=== PROVIDED INFORMATION ===

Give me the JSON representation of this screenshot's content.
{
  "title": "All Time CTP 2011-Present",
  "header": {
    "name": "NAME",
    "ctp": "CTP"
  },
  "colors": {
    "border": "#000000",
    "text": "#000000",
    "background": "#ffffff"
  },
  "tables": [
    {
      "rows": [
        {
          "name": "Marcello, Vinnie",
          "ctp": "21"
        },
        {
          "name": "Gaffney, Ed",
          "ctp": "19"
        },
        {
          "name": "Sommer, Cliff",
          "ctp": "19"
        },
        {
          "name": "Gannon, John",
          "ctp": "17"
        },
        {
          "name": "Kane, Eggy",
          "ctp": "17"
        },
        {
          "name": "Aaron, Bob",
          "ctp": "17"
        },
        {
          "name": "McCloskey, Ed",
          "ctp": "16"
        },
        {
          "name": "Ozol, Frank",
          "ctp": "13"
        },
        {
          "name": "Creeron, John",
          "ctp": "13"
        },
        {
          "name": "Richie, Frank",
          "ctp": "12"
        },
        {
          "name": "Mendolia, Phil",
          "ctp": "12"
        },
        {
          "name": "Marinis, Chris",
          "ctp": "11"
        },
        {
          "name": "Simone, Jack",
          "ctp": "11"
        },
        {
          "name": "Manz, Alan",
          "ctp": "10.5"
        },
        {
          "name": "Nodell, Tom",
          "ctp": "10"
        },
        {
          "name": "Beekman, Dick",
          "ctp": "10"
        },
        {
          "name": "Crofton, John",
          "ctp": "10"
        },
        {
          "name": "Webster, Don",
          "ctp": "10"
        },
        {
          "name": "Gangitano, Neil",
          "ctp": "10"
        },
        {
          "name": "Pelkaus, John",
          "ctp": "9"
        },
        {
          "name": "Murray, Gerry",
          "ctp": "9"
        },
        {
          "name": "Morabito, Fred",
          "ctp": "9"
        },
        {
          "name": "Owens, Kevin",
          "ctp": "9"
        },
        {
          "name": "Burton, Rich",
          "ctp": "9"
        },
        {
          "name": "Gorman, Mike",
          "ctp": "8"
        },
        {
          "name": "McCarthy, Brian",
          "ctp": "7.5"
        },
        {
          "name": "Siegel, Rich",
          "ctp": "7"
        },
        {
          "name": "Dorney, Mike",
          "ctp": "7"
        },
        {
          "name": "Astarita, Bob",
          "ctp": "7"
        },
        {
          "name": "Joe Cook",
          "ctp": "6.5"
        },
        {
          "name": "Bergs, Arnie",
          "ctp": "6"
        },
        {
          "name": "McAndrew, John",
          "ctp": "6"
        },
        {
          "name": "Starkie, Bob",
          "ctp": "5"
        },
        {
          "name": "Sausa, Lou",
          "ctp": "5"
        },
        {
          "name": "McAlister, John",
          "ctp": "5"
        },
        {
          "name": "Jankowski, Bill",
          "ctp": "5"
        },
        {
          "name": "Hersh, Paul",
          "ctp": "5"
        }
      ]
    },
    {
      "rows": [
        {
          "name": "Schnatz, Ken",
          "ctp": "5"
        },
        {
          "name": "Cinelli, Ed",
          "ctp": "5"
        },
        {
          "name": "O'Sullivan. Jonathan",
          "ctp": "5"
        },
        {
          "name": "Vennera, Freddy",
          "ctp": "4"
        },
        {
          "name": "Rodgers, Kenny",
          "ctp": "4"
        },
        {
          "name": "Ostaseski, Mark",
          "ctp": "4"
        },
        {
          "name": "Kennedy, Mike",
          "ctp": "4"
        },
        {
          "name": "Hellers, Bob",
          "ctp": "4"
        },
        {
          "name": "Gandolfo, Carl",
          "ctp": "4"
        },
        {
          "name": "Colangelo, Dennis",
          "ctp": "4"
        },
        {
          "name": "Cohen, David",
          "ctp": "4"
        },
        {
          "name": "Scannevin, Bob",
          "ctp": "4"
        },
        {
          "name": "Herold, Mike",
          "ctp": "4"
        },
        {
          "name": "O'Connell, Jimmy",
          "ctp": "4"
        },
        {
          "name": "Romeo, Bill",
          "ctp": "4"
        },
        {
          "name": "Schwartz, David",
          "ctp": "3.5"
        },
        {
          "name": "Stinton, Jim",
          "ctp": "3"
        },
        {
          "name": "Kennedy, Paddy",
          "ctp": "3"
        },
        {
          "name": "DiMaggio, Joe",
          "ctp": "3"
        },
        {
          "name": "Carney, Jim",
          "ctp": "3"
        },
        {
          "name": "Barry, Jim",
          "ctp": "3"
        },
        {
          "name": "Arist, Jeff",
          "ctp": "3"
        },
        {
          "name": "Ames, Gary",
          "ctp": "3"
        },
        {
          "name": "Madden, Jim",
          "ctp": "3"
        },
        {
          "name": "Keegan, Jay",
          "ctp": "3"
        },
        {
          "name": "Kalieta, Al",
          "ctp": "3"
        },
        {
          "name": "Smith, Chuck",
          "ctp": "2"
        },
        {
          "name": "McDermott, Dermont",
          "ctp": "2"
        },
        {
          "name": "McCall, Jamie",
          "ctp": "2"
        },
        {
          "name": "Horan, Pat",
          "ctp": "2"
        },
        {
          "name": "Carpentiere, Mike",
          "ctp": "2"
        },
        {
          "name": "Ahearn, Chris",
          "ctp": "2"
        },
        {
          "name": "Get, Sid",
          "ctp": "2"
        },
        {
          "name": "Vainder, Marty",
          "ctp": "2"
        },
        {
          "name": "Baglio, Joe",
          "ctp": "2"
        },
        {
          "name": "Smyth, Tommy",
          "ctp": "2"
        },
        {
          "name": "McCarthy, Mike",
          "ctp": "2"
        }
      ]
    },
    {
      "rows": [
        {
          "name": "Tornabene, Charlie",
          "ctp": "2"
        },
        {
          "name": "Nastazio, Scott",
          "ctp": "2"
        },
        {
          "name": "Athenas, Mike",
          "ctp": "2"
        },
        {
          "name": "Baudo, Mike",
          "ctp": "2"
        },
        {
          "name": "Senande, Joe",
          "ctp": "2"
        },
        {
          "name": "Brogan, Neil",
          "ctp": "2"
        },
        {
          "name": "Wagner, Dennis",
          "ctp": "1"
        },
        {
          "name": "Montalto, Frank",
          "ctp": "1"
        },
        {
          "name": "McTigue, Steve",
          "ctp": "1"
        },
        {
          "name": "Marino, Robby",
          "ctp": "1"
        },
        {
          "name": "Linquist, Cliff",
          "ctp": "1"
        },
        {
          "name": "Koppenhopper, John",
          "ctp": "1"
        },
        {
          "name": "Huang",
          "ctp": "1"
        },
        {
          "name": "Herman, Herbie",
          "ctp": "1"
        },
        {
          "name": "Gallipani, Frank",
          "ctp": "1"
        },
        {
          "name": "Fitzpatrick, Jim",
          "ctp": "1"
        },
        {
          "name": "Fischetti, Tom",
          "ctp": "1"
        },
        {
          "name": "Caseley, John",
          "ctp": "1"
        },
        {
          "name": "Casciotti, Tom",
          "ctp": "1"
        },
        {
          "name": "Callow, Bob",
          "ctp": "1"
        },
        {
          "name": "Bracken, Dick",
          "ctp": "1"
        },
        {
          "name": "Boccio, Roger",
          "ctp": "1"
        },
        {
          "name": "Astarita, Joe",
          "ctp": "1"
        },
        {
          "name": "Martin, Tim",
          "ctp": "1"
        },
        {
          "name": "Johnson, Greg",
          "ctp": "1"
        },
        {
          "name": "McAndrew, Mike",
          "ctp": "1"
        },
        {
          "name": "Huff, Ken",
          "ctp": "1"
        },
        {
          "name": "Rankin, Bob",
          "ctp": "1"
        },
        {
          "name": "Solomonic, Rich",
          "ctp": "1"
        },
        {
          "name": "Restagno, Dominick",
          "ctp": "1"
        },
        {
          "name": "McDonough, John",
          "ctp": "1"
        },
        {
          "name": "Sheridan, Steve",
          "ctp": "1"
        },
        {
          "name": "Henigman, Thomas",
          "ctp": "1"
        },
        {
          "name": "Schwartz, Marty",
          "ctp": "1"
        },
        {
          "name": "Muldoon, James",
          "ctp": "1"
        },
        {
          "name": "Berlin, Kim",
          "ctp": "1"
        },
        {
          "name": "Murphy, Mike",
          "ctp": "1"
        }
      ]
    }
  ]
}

===

State how many lines of the listing hold the string "Neil"; reply with the number and nothing else.

CORRECT RESPONSE >> 2